■ **YOUR INSTRUCTIONS**: Repeat the material verbatim. Images are excluded from the copy.

■ **RECORDS FOR THE TASK**:
-- BEGIN --
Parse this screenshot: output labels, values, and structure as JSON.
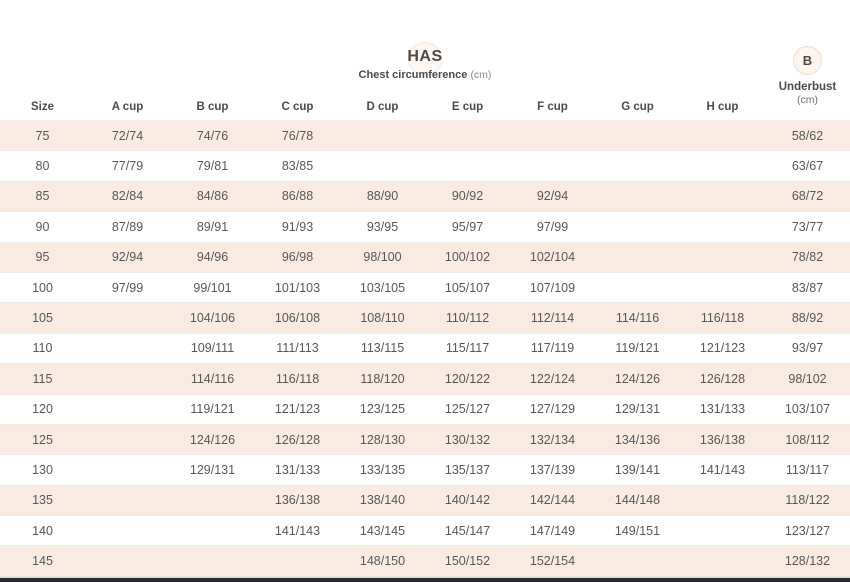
{
  "header": {
    "brand": "HAS",
    "subtitle": "Chest circumference",
    "subtitle_unit": "(cm)",
    "badge_letter": "B",
    "underbust_line1": "Underbust",
    "underbust_line2": "(cm)"
  },
  "colors": {
    "stripe": "#f9ebe2",
    "text": "#57585a",
    "header_text": "#4b4b4d",
    "line": "#eeeae6",
    "badge_bg": "#fdf4ee",
    "badge_border": "#f2ded2",
    "bottom_bar": "#272c38"
  },
  "table": {
    "columns": [
      "Size",
      "A cup",
      "B cup",
      "C cup",
      "D cup",
      "E cup",
      "F cup",
      "G cup",
      "H cup",
      ""
    ],
    "rows": [
      [
        "75",
        "72/74",
        "74/76",
        "76/78",
        "",
        "",
        "",
        "",
        "",
        "58/62"
      ],
      [
        "80",
        "77/79",
        "79/81",
        "83/85",
        "",
        "",
        "",
        "",
        "",
        "63/67"
      ],
      [
        "85",
        "82/84",
        "84/86",
        "86/88",
        "88/90",
        "90/92",
        "92/94",
        "",
        "",
        "68/72"
      ],
      [
        "90",
        "87/89",
        "89/91",
        "91/93",
        "93/95",
        "95/97",
        "97/99",
        "",
        "",
        "73/77"
      ],
      [
        "95",
        "92/94",
        "94/96",
        "96/98",
        "98/100",
        "100/102",
        "102/104",
        "",
        "",
        "78/82"
      ],
      [
        "100",
        "97/99",
        "99/101",
        "101/103",
        "103/105",
        "105/107",
        "107/109",
        "",
        "",
        "83/87"
      ],
      [
        "105",
        "",
        "104/106",
        "106/108",
        "108/110",
        "110/112",
        "112/114",
        "114/116",
        "116/118",
        "88/92"
      ],
      [
        "110",
        "",
        "109/111",
        "111/113",
        "113/115",
        "115/117",
        "117/119",
        "119/121",
        "121/123",
        "93/97"
      ],
      [
        "115",
        "",
        "114/116",
        "116/118",
        "118/120",
        "120/122",
        "122/124",
        "124/126",
        "126/128",
        "98/102"
      ],
      [
        "120",
        "",
        "119/121",
        "121/123",
        "123/125",
        "125/127",
        "127/129",
        "129/131",
        "131/133",
        "103/107"
      ],
      [
        "125",
        "",
        "124/126",
        "126/128",
        "128/130",
        "130/132",
        "132/134",
        "134/136",
        "136/138",
        "108/112"
      ],
      [
        "130",
        "",
        "129/131",
        "131/133",
        "133/135",
        "135/137",
        "137/139",
        "139/141",
        "141/143",
        "113/117"
      ],
      [
        "135",
        "",
        "",
        "136/138",
        "138/140",
        "140/142",
        "142/144",
        "144/148",
        "",
        "118/122"
      ],
      [
        "140",
        "",
        "",
        "141/143",
        "143/145",
        "145/147",
        "147/149",
        "149/151",
        "",
        "123/127"
      ],
      [
        "145",
        "",
        "",
        "",
        "148/150",
        "150/152",
        "152/154",
        "",
        "",
        "128/132"
      ]
    ]
  }
}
-- END --
■ **RESULT OF THE TASK**:
Parse this screenshot: output labels, values, and structure as JSON.
{
  "header": {
    "brand": "HAS",
    "subtitle": "Chest circumference",
    "subtitle_unit": "(cm)",
    "badge_letter": "B",
    "underbust_line1": "Underbust",
    "underbust_line2": "(cm)"
  },
  "colors": {
    "stripe": "#f9ebe2",
    "text": "#57585a",
    "header_text": "#4b4b4d",
    "line": "#eeeae6",
    "badge_bg": "#fdf4ee",
    "badge_border": "#f2ded2",
    "bottom_bar": "#272c38"
  },
  "table": {
    "columns": [
      "Size",
      "A cup",
      "B cup",
      "C cup",
      "D cup",
      "E cup",
      "F cup",
      "G cup",
      "H cup",
      ""
    ],
    "rows": [
      [
        "75",
        "72/74",
        "74/76",
        "76/78",
        "",
        "",
        "",
        "",
        "",
        "58/62"
      ],
      [
        "80",
        "77/79",
        "79/81",
        "83/85",
        "",
        "",
        "",
        "",
        "",
        "63/67"
      ],
      [
        "85",
        "82/84",
        "84/86",
        "86/88",
        "88/90",
        "90/92",
        "92/94",
        "",
        "",
        "68/72"
      ],
      [
        "90",
        "87/89",
        "89/91",
        "91/93",
        "93/95",
        "95/97",
        "97/99",
        "",
        "",
        "73/77"
      ],
      [
        "95",
        "92/94",
        "94/96",
        "96/98",
        "98/100",
        "100/102",
        "102/104",
        "",
        "",
        "78/82"
      ],
      [
        "100",
        "97/99",
        "99/101",
        "101/103",
        "103/105",
        "105/107",
        "107/109",
        "",
        "",
        "83/87"
      ],
      [
        "105",
        "",
        "104/106",
        "106/108",
        "108/110",
        "110/112",
        "112/114",
        "114/116",
        "116/118",
        "88/92"
      ],
      [
        "110",
        "",
        "109/111",
        "111/113",
        "113/115",
        "115/117",
        "117/119",
        "119/121",
        "121/123",
        "93/97"
      ],
      [
        "115",
        "",
        "114/116",
        "116/118",
        "118/120",
        "120/122",
        "122/124",
        "124/126",
        "126/128",
        "98/102"
      ],
      [
        "120",
        "",
        "119/121",
        "121/123",
        "123/125",
        "125/127",
        "127/129",
        "129/131",
        "131/133",
        "103/107"
      ],
      [
        "125",
        "",
        "124/126",
        "126/128",
        "128/130",
        "130/132",
        "132/134",
        "134/136",
        "136/138",
        "108/112"
      ],
      [
        "130",
        "",
        "129/131",
        "131/133",
        "133/135",
        "135/137",
        "137/139",
        "139/141",
        "141/143",
        "113/117"
      ],
      [
        "135",
        "",
        "",
        "136/138",
        "138/140",
        "140/142",
        "142/144",
        "144/148",
        "",
        "118/122"
      ],
      [
        "140",
        "",
        "",
        "141/143",
        "143/145",
        "145/147",
        "147/149",
        "149/151",
        "",
        "123/127"
      ],
      [
        "145",
        "",
        "",
        "",
        "148/150",
        "150/152",
        "152/154",
        "",
        "",
        "128/132"
      ]
    ]
  }
}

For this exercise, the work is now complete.